[Start Data lines]

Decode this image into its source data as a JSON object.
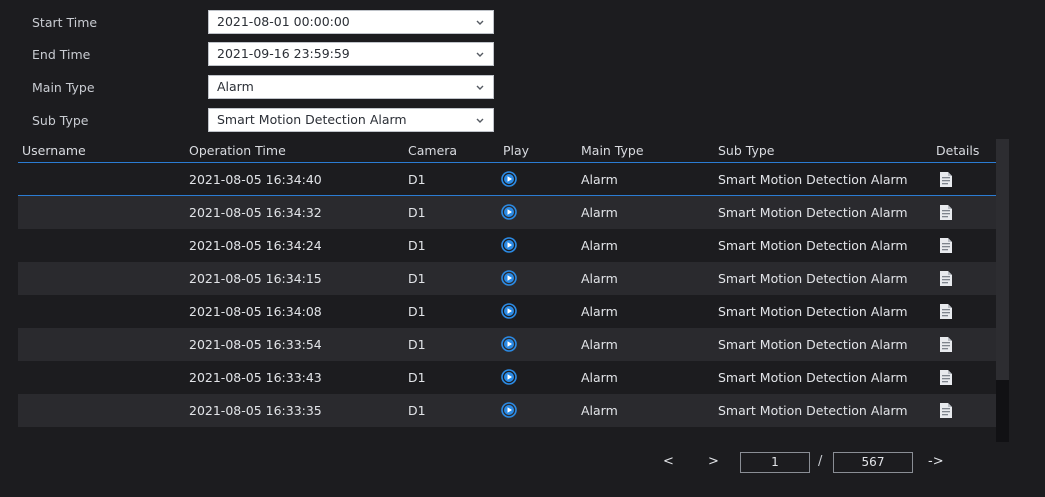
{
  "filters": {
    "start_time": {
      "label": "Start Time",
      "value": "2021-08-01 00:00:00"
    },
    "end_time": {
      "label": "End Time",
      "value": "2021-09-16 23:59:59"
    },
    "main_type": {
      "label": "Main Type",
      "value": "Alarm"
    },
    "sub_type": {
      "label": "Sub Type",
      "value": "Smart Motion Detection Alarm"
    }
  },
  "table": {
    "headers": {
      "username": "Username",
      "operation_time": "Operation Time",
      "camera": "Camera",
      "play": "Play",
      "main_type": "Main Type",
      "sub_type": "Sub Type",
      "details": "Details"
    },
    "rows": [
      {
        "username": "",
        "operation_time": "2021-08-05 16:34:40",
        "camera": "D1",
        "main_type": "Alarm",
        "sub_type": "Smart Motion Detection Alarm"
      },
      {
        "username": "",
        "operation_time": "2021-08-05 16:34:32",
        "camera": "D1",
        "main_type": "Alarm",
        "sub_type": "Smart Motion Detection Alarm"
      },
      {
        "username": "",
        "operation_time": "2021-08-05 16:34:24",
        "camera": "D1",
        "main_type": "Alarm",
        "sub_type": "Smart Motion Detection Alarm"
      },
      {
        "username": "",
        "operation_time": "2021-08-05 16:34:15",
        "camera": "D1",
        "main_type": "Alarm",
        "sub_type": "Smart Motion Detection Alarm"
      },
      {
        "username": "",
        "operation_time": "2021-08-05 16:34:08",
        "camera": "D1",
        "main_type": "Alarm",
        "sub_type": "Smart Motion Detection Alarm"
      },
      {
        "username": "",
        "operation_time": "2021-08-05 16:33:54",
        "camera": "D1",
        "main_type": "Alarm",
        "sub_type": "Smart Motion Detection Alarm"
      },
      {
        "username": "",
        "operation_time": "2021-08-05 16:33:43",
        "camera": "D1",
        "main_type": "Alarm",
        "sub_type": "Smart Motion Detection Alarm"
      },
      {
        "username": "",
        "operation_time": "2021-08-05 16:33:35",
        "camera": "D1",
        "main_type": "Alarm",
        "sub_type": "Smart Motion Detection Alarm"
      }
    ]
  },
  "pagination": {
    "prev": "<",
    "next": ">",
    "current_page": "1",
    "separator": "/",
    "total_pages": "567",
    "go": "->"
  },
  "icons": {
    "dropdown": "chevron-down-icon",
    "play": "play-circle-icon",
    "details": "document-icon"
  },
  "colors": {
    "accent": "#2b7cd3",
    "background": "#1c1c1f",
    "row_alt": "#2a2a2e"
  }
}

[End Data lines]

(Directive)
Reproduce all of the entries word for word, skipping any pictures they hold.

(Response)
Decode this image into its source data as a JSON object.
{
  "filters": {
    "start_time": {
      "label": "Start Time",
      "value": "2021-08-01 00:00:00"
    },
    "end_time": {
      "label": "End Time",
      "value": "2021-09-16 23:59:59"
    },
    "main_type": {
      "label": "Main Type",
      "value": "Alarm"
    },
    "sub_type": {
      "label": "Sub Type",
      "value": "Smart Motion Detection Alarm"
    }
  },
  "table": {
    "headers": {
      "username": "Username",
      "operation_time": "Operation Time",
      "camera": "Camera",
      "play": "Play",
      "main_type": "Main Type",
      "sub_type": "Sub Type",
      "details": "Details"
    },
    "rows": [
      {
        "username": "",
        "operation_time": "2021-08-05 16:34:40",
        "camera": "D1",
        "main_type": "Alarm",
        "sub_type": "Smart Motion Detection Alarm"
      },
      {
        "username": "",
        "operation_time": "2021-08-05 16:34:32",
        "camera": "D1",
        "main_type": "Alarm",
        "sub_type": "Smart Motion Detection Alarm"
      },
      {
        "username": "",
        "operation_time": "2021-08-05 16:34:24",
        "camera": "D1",
        "main_type": "Alarm",
        "sub_type": "Smart Motion Detection Alarm"
      },
      {
        "username": "",
        "operation_time": "2021-08-05 16:34:15",
        "camera": "D1",
        "main_type": "Alarm",
        "sub_type": "Smart Motion Detection Alarm"
      },
      {
        "username": "",
        "operation_time": "2021-08-05 16:34:08",
        "camera": "D1",
        "main_type": "Alarm",
        "sub_type": "Smart Motion Detection Alarm"
      },
      {
        "username": "",
        "operation_time": "2021-08-05 16:33:54",
        "camera": "D1",
        "main_type": "Alarm",
        "sub_type": "Smart Motion Detection Alarm"
      },
      {
        "username": "",
        "operation_time": "2021-08-05 16:33:43",
        "camera": "D1",
        "main_type": "Alarm",
        "sub_type": "Smart Motion Detection Alarm"
      },
      {
        "username": "",
        "operation_time": "2021-08-05 16:33:35",
        "camera": "D1",
        "main_type": "Alarm",
        "sub_type": "Smart Motion Detection Alarm"
      }
    ]
  },
  "pagination": {
    "prev": "<",
    "next": ">",
    "current_page": "1",
    "separator": "/",
    "total_pages": "567",
    "go": "->"
  },
  "icons": {
    "dropdown": "chevron-down-icon",
    "play": "play-circle-icon",
    "details": "document-icon"
  },
  "colors": {
    "accent": "#2b7cd3",
    "background": "#1c1c1f",
    "row_alt": "#2a2a2e"
  }
}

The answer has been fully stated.